__ASSIGNMENT__.
Which lines of the data contain the string "gene"? Copy every one.

[Stored dataset items]
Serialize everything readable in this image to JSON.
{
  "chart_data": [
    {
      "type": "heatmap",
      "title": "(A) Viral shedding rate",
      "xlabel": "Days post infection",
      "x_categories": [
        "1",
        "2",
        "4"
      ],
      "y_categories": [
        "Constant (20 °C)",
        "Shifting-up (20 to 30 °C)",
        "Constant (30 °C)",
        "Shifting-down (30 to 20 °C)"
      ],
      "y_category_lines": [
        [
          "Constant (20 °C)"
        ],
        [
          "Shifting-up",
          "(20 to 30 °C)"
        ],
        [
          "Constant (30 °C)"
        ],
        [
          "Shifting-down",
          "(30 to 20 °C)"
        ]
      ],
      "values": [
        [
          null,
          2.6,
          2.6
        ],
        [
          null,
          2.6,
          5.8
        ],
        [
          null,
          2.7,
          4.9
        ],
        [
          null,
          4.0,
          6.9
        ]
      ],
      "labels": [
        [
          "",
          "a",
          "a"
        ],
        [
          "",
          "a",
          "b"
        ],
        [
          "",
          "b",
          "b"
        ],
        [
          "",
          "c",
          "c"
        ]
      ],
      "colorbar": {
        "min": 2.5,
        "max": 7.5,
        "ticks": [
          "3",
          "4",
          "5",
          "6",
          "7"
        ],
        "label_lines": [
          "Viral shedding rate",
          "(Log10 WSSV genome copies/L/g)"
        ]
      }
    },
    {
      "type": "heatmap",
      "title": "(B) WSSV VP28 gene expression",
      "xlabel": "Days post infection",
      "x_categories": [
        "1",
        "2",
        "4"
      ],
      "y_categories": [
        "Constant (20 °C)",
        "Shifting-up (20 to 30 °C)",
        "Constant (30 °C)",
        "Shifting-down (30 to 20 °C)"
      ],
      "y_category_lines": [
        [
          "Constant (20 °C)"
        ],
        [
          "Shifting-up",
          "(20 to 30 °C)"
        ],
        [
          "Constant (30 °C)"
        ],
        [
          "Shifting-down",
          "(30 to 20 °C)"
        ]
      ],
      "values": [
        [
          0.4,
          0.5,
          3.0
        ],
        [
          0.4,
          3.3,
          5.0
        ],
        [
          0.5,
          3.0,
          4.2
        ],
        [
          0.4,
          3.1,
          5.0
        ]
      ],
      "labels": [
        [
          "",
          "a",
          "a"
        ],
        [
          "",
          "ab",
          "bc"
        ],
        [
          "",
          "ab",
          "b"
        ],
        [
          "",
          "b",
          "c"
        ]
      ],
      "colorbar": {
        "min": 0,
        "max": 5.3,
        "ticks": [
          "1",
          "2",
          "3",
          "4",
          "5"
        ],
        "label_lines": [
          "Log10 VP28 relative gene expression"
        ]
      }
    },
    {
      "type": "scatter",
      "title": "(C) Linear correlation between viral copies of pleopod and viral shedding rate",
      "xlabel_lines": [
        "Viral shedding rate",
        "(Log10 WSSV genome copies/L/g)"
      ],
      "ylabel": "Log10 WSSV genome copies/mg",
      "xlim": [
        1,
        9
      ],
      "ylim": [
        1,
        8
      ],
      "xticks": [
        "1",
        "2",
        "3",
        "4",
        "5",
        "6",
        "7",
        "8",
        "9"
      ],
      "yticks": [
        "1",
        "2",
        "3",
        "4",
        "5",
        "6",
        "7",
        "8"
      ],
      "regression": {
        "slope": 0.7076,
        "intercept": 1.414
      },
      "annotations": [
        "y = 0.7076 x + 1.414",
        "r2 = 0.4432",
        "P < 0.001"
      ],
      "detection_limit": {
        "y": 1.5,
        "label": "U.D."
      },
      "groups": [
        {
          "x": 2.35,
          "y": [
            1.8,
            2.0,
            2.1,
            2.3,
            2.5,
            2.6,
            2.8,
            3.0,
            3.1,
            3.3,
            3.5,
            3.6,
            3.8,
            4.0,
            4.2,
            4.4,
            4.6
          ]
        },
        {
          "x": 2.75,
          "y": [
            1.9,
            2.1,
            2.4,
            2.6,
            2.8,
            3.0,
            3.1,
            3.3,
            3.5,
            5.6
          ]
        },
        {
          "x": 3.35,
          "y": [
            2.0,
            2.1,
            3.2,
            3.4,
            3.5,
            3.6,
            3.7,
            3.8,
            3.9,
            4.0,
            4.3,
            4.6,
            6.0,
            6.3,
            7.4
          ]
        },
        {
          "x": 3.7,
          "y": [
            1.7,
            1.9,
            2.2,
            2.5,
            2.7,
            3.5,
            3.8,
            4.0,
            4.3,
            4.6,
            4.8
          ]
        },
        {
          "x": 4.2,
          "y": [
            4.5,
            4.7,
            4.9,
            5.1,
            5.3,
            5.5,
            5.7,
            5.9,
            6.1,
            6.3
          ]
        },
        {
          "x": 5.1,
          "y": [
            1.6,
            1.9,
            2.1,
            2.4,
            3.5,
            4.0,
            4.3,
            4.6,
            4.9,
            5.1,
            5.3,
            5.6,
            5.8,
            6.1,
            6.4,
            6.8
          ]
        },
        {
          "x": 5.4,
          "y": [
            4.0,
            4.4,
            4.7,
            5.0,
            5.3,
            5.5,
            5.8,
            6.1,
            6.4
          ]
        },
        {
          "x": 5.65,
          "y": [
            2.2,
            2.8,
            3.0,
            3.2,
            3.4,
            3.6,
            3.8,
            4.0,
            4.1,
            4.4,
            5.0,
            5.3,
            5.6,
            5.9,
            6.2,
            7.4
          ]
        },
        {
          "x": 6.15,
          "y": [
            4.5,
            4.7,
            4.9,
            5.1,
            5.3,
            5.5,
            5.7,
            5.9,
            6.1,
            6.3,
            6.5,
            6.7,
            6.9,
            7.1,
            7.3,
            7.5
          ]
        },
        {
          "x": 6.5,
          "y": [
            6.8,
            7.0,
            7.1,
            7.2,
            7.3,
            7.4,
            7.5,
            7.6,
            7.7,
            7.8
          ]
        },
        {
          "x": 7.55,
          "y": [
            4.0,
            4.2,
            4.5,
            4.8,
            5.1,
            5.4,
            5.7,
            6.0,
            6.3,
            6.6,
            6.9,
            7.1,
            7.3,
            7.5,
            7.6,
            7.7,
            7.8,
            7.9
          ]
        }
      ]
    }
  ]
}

__RESPONSE__.
      "title": "(B) WSSV VP28 gene expression",
          "Log10 VP28 relative gene expression"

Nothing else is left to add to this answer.